=== Written instruction ===
Keep the pictures out and restate every record exactly.

>> begin Supplied data

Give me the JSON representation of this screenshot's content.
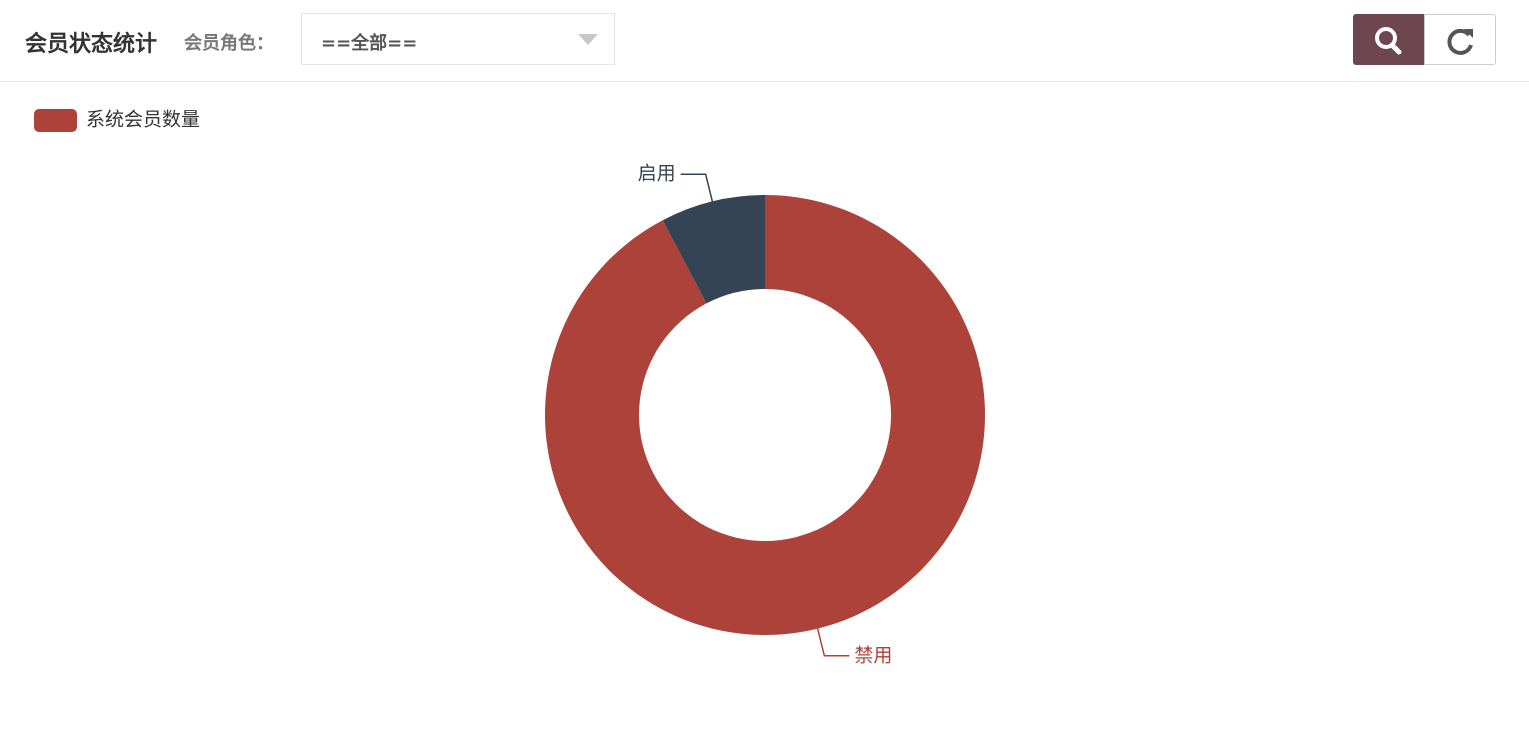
{
  "header": {
    "title": "会员状态统计",
    "filter_label": "会员角色：",
    "select_value": "==全部=="
  },
  "chart_data": {
    "type": "pie",
    "series_name": "系统会员数量",
    "categories": [
      "禁用",
      "启用"
    ],
    "values": [
      12,
      1
    ],
    "colors": [
      "#ac4239",
      "#344454"
    ],
    "legend": "top-left"
  }
}
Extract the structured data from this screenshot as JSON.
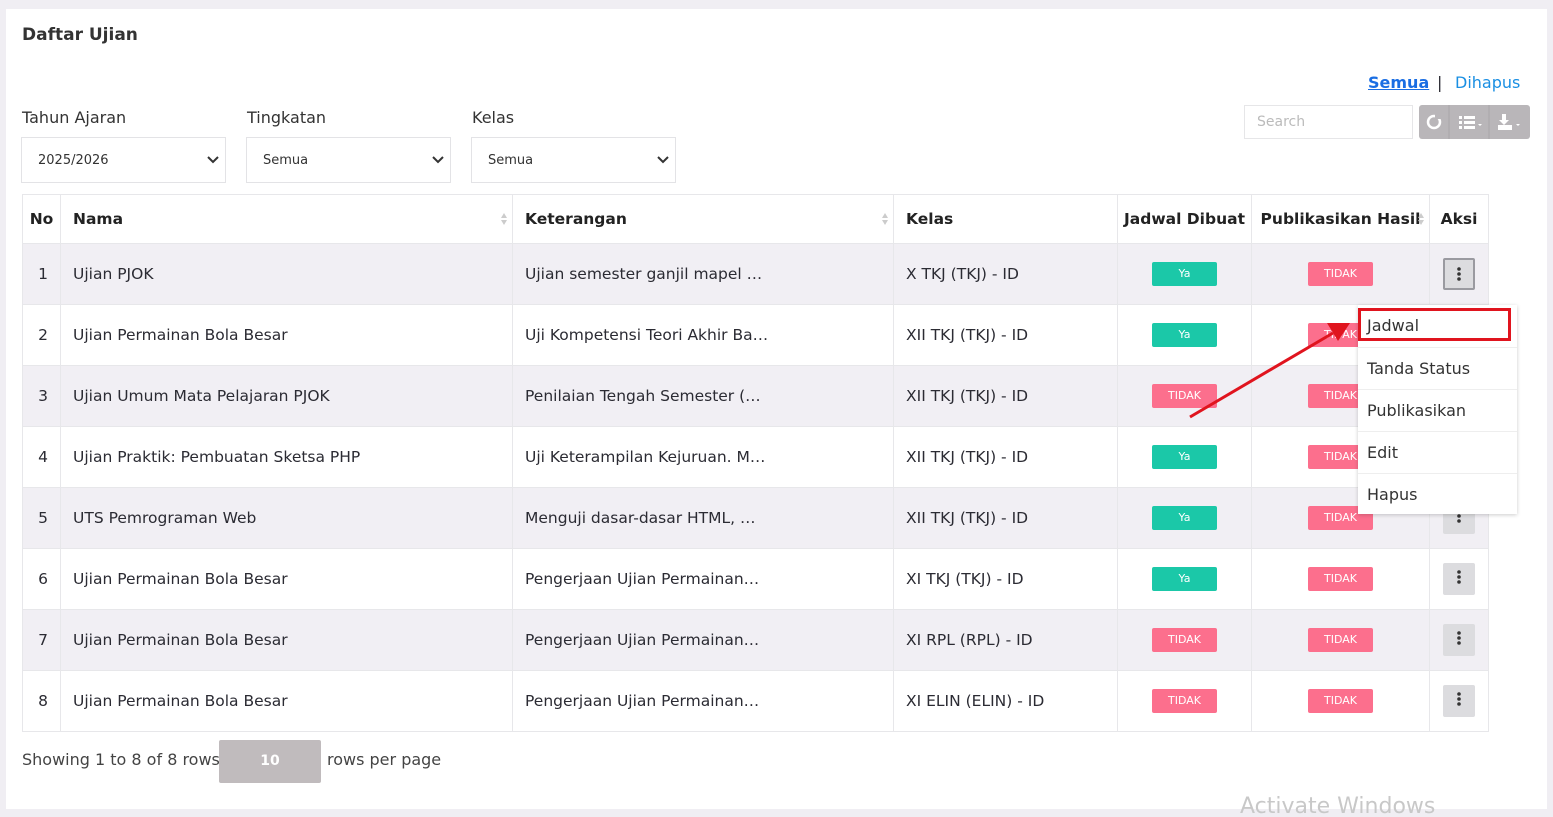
{
  "header": {
    "title": "Daftar Ujian",
    "tabs": [
      "Semua",
      "Dihapus"
    ],
    "separator": "|"
  },
  "filters": [
    {
      "label": "Tahun Ajaran",
      "value": "2025/2026"
    },
    {
      "label": "Tingkatan",
      "value": "Semua"
    },
    {
      "label": "Kelas",
      "value": "Semua"
    }
  ],
  "search": {
    "placeholder": "Search"
  },
  "table": {
    "columns": [
      "No",
      "Nama",
      "Keterangan",
      "Kelas",
      "Jadwal Dibuat",
      "Publikasikan Hasil",
      "Aksi"
    ],
    "rows": [
      [
        1,
        "Ujian PJOK",
        "Ujian semester ganjil mapel …",
        "X TKJ (TKJ) - ID",
        "Ya",
        "TIDAK"
      ],
      [
        2,
        "Ujian Permainan Bola Besar",
        "Uji Kompetensi Teori Akhir Ba…",
        "XII TKJ (TKJ) - ID",
        "Ya",
        "TIDAK"
      ],
      [
        3,
        "Ujian Umum Mata Pelajaran PJOK",
        "Penilaian Tengah Semester (…",
        "XII TKJ (TKJ) - ID",
        "TIDAK",
        "TIDAK"
      ],
      [
        4,
        "Ujian Praktik: Pembuatan Sketsa PHP",
        "Uji Keterampilan Kejuruan. M…",
        "XII TKJ (TKJ) - ID",
        "Ya",
        "TIDAK"
      ],
      [
        5,
        "UTS Pemrograman Web",
        "Menguji dasar-dasar HTML, …",
        "XII TKJ (TKJ) - ID",
        "Ya",
        "TIDAK"
      ],
      [
        6,
        "Ujian Permainan Bola Besar",
        "Pengerjaan Ujian Permainan…",
        "XI TKJ (TKJ) - ID",
        "Ya",
        "TIDAK"
      ],
      [
        7,
        "Ujian Permainan Bola Besar",
        "Pengerjaan Ujian Permainan…",
        "XI RPL (RPL) - ID",
        "TIDAK",
        "TIDAK"
      ],
      [
        8,
        "Ujian Permainan Bola Besar",
        "Pengerjaan Ujian Permainan…",
        "XI ELIN (ELIN) - ID",
        "TIDAK",
        "TIDAK"
      ]
    ]
  },
  "menu": {
    "items": [
      "Jadwal",
      "Tanda Status",
      "Publikasikan",
      "Edit",
      "Hapus"
    ]
  },
  "footer": {
    "showing": "Showing 1 to 8 of 8 rows",
    "page_size": 10,
    "suffix": "rows per page"
  },
  "watermark": "Activate Windows"
}
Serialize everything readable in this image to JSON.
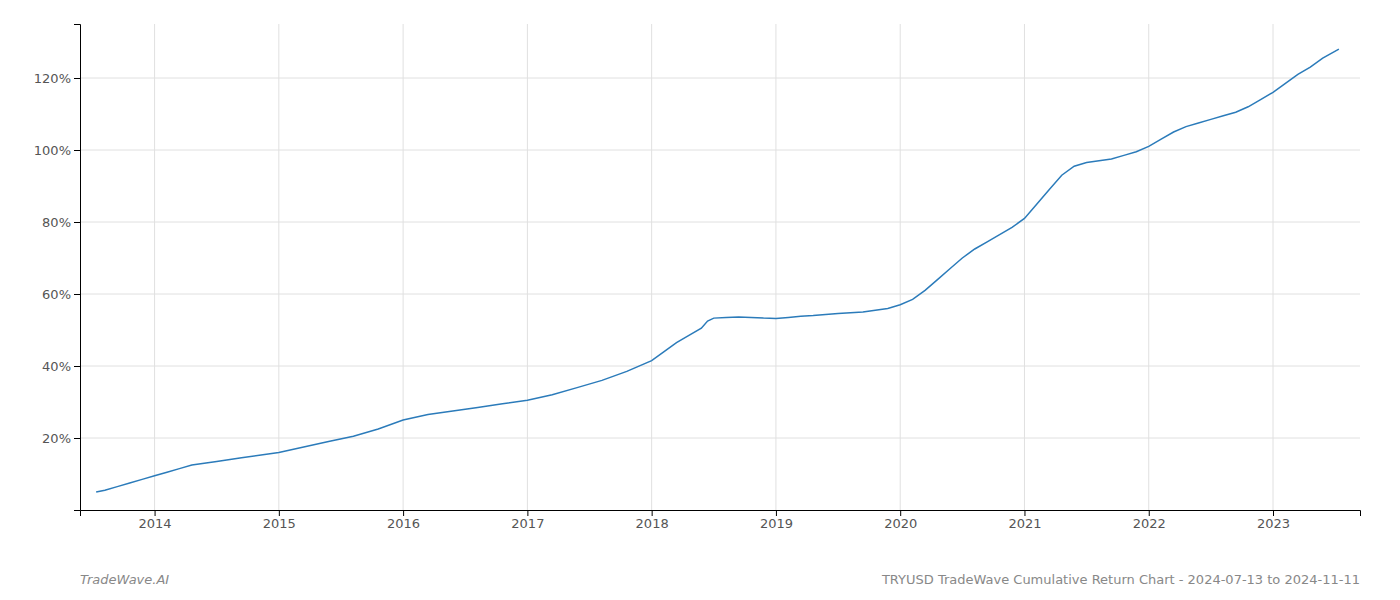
{
  "chart_data": {
    "type": "line",
    "title": "TRYUSD TradeWave Cumulative Return Chart - 2024-07-13 to 2024-11-11",
    "annotations": [
      "TradeWave.AI"
    ],
    "color": "#2b7bba",
    "grid": true,
    "x": [
      2013.53,
      2013.6,
      2013.7,
      2013.8,
      2013.9,
      2014.0,
      2014.1,
      2014.2,
      2014.3,
      2014.5,
      2014.7,
      2014.9,
      2015.0,
      2015.2,
      2015.4,
      2015.6,
      2015.8,
      2016.0,
      2016.2,
      2016.4,
      2016.5,
      2016.6,
      2016.8,
      2017.0,
      2017.2,
      2017.4,
      2017.6,
      2017.8,
      2018.0,
      2018.1,
      2018.2,
      2018.3,
      2018.4,
      2018.45,
      2018.5,
      2018.6,
      2018.7,
      2018.8,
      2018.9,
      2019.0,
      2019.1,
      2019.2,
      2019.3,
      2019.4,
      2019.5,
      2019.6,
      2019.7,
      2019.8,
      2019.9,
      2020.0,
      2020.1,
      2020.2,
      2020.3,
      2020.4,
      2020.5,
      2020.6,
      2020.7,
      2020.8,
      2020.9,
      2021.0,
      2021.1,
      2021.2,
      2021.3,
      2021.4,
      2021.5,
      2021.6,
      2021.7,
      2021.8,
      2021.9,
      2022.0,
      2022.1,
      2022.2,
      2022.3,
      2022.4,
      2022.5,
      2022.6,
      2022.7,
      2022.8,
      2022.9,
      2023.0,
      2023.1,
      2023.2,
      2023.3,
      2023.4,
      2023.53
    ],
    "values": [
      5.0,
      5.5,
      6.5,
      7.5,
      8.5,
      9.5,
      10.5,
      11.5,
      12.5,
      13.5,
      14.5,
      15.5,
      16.0,
      17.5,
      19.0,
      20.5,
      22.5,
      25.0,
      26.5,
      27.5,
      28.0,
      28.5,
      29.5,
      30.5,
      32.0,
      34.0,
      36.0,
      38.5,
      41.5,
      44.0,
      46.5,
      48.5,
      50.5,
      52.5,
      53.3,
      53.5,
      53.6,
      53.5,
      53.3,
      53.2,
      53.5,
      53.8,
      54.0,
      54.3,
      54.6,
      54.8,
      55.0,
      55.5,
      56.0,
      57.0,
      58.5,
      61.0,
      64.0,
      67.0,
      70.0,
      72.5,
      74.5,
      76.5,
      78.5,
      81.0,
      85.0,
      89.0,
      93.0,
      95.5,
      96.5,
      97.0,
      97.5,
      98.5,
      99.5,
      101.0,
      103.0,
      105.0,
      106.5,
      107.5,
      108.5,
      109.5,
      110.5,
      112.0,
      114.0,
      116.0,
      118.5,
      121.0,
      123.0,
      125.5,
      128.0
    ],
    "xlim": [
      2013.4,
      2023.7
    ],
    "ylim": [
      0,
      135
    ],
    "xticks": [
      2014,
      2015,
      2016,
      2017,
      2018,
      2019,
      2020,
      2021,
      2022,
      2023
    ],
    "yticks": [
      {
        "value": 20,
        "label": "20%"
      },
      {
        "value": 40,
        "label": "40%"
      },
      {
        "value": 60,
        "label": "60%"
      },
      {
        "value": 80,
        "label": "80%"
      },
      {
        "value": 100,
        "label": "100%"
      },
      {
        "value": 120,
        "label": "120%"
      }
    ]
  }
}
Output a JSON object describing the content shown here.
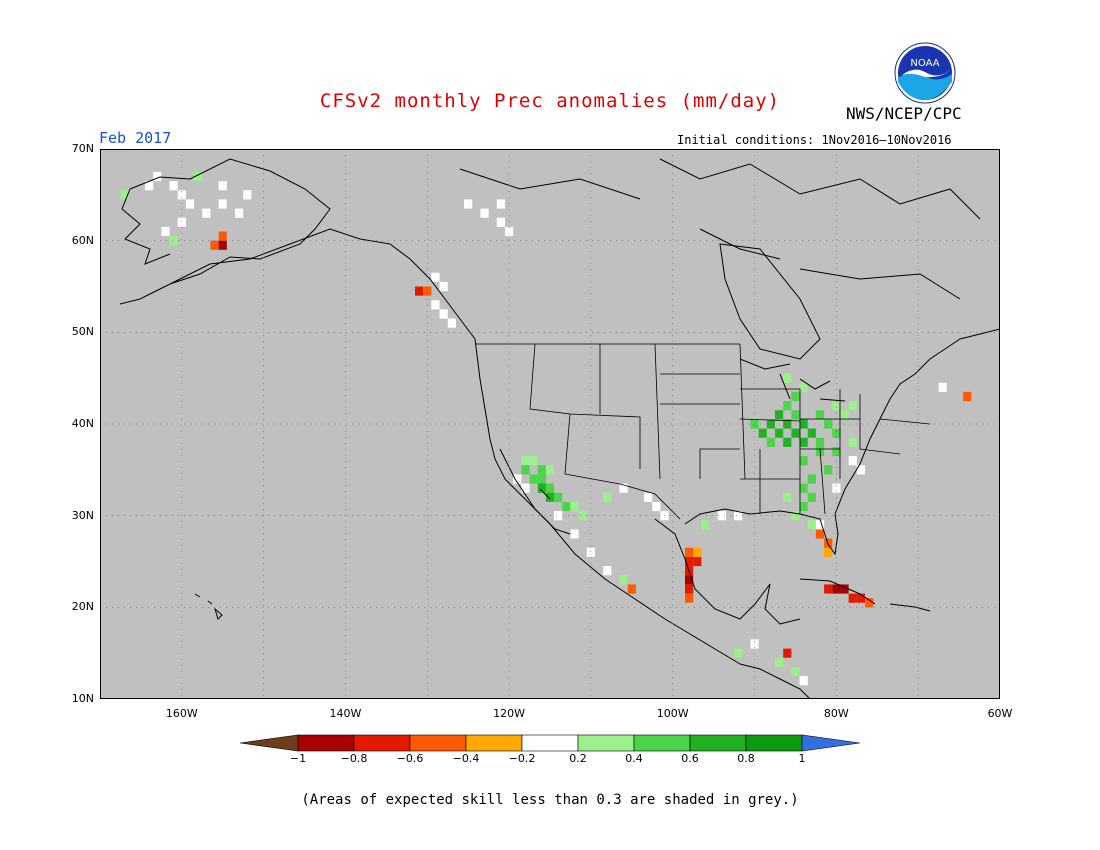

>> end Supplied data

=== Task solution ===
Give me the JSON representation of this screenshot's content.
{
  "header": {
    "title": "会员状态统计",
    "filter_label": "会员角色：",
    "select_value": "==全部=="
  },
  "chart_data": {
    "type": "pie",
    "series_name": "系统会员数量",
    "categories": [
      "禁用",
      "启用"
    ],
    "values": [
      12,
      1
    ],
    "colors": [
      "#ac4239",
      "#344454"
    ],
    "legend": "top-left"
  }
}
Extract the structured data from this screenshot as JSON.
{
  "header": {
    "title": "Daftar Ujian",
    "tabs": [
      "Semua",
      "Dihapus"
    ],
    "separator": "|"
  },
  "filters": [
    {
      "label": "Tahun Ajaran",
      "value": "2025/2026"
    },
    {
      "label": "Tingkatan",
      "value": "Semua"
    },
    {
      "label": "Kelas",
      "value": "Semua"
    }
  ],
  "search": {
    "placeholder": "Search"
  },
  "table": {
    "columns": [
      "No",
      "Nama",
      "Keterangan",
      "Kelas",
      "Jadwal Dibuat",
      "Publikasikan Hasil",
      "Aksi"
    ],
    "rows": [
      [
        1,
        "Ujian PJOK",
        "Ujian semester ganjil mapel …",
        "X TKJ (TKJ) - ID",
        "Ya",
        "TIDAK"
      ],
      [
        2,
        "Ujian Permainan Bola Besar",
        "Uji Kompetensi Teori Akhir Ba…",
        "XII TKJ (TKJ) - ID",
        "Ya",
        "TIDAK"
      ],
      [
        3,
        "Ujian Umum Mata Pelajaran PJOK",
        "Penilaian Tengah Semester (…",
        "XII TKJ (TKJ) - ID",
        "TIDAK",
        "TIDAK"
      ],
      [
        4,
        "Ujian Praktik: Pembuatan Sketsa PHP",
        "Uji Keterampilan Kejuruan. M…",
        "XII TKJ (TKJ) - ID",
        "Ya",
        "TIDAK"
      ],
      [
        5,
        "UTS Pemrograman Web",
        "Menguji dasar-dasar HTML, …",
        "XII TKJ (TKJ) - ID",
        "Ya",
        "TIDAK"
      ],
      [
        6,
        "Ujian Permainan Bola Besar",
        "Pengerjaan Ujian Permainan…",
        "XI TKJ (TKJ) - ID",
        "Ya",
        "TIDAK"
      ],
      [
        7,
        "Ujian Permainan Bola Besar",
        "Pengerjaan Ujian Permainan…",
        "XI RPL (RPL) - ID",
        "TIDAK",
        "TIDAK"
      ],
      [
        8,
        "Ujian Permainan Bola Besar",
        "Pengerjaan Ujian Permainan…",
        "XI ELIN (ELIN) - ID",
        "TIDAK",
        "TIDAK"
      ]
    ]
  },
  "menu": {
    "items": [
      "Jadwal",
      "Tanda Status",
      "Publikasikan",
      "Edit",
      "Hapus"
    ]
  },
  "footer": {
    "showing": "Showing 1 to 8 of 8 rows",
    "page_size": 10,
    "suffix": "rows per page"
  },
  "watermark": "Activate Windows"
}
Serialize everything readable in this image to JSON.
{
  "chart_data": {
    "type": "line",
    "title": "TRYUSD TradeWave Cumulative Return Chart - 2024-07-13 to 2024-11-11",
    "annotations": [
      "TradeWave.AI"
    ],
    "color": "#2b7bba",
    "grid": true,
    "x": [
      2013.53,
      2013.6,
      2013.7,
      2013.8,
      2013.9,
      2014.0,
      2014.1,
      2014.2,
      2014.3,
      2014.5,
      2014.7,
      2014.9,
      2015.0,
      2015.2,
      2015.4,
      2015.6,
      2015.8,
      2016.0,
      2016.2,
      2016.4,
      2016.5,
      2016.6,
      2016.8,
      2017.0,
      2017.2,
      2017.4,
      2017.6,
      2017.8,
      2018.0,
      2018.1,
      2018.2,
      2018.3,
      2018.4,
      2018.45,
      2018.5,
      2018.6,
      2018.7,
      2018.8,
      2018.9,
      2019.0,
      2019.1,
      2019.2,
      2019.3,
      2019.4,
      2019.5,
      2019.6,
      2019.7,
      2019.8,
      2019.9,
      2020.0,
      2020.1,
      2020.2,
      2020.3,
      2020.4,
      2020.5,
      2020.6,
      2020.7,
      2020.8,
      2020.9,
      2021.0,
      2021.1,
      2021.2,
      2021.3,
      2021.4,
      2021.5,
      2021.6,
      2021.7,
      2021.8,
      2021.9,
      2022.0,
      2022.1,
      2022.2,
      2022.3,
      2022.4,
      2022.5,
      2022.6,
      2022.7,
      2022.8,
      2022.9,
      2023.0,
      2023.1,
      2023.2,
      2023.3,
      2023.4,
      2023.53
    ],
    "values": [
      5.0,
      5.5,
      6.5,
      7.5,
      8.5,
      9.5,
      10.5,
      11.5,
      12.5,
      13.5,
      14.5,
      15.5,
      16.0,
      17.5,
      19.0,
      20.5,
      22.5,
      25.0,
      26.5,
      27.5,
      28.0,
      28.5,
      29.5,
      30.5,
      32.0,
      34.0,
      36.0,
      38.5,
      41.5,
      44.0,
      46.5,
      48.5,
      50.5,
      52.5,
      53.3,
      53.5,
      53.6,
      53.5,
      53.3,
      53.2,
      53.5,
      53.8,
      54.0,
      54.3,
      54.6,
      54.8,
      55.0,
      55.5,
      56.0,
      57.0,
      58.5,
      61.0,
      64.0,
      67.0,
      70.0,
      72.5,
      74.5,
      76.5,
      78.5,
      81.0,
      85.0,
      89.0,
      93.0,
      95.5,
      96.5,
      97.0,
      97.5,
      98.5,
      99.5,
      101.0,
      103.0,
      105.0,
      106.5,
      107.5,
      108.5,
      109.5,
      110.5,
      112.0,
      114.0,
      116.0,
      118.5,
      121.0,
      123.0,
      125.5,
      128.0
    ],
    "xlim": [
      2013.4,
      2023.7
    ],
    "ylim": [
      0,
      135
    ],
    "xticks": [
      2014,
      2015,
      2016,
      2017,
      2018,
      2019,
      2020,
      2021,
      2022,
      2023
    ],
    "yticks": [
      {
        "value": 20,
        "label": "20%"
      },
      {
        "value": 40,
        "label": "40%"
      },
      {
        "value": 60,
        "label": "60%"
      },
      {
        "value": 80,
        "label": "80%"
      },
      {
        "value": 100,
        "label": "100%"
      },
      {
        "value": 120,
        "label": "120%"
      }
    ]
  }
}
Output a JSON object describing the content shown here.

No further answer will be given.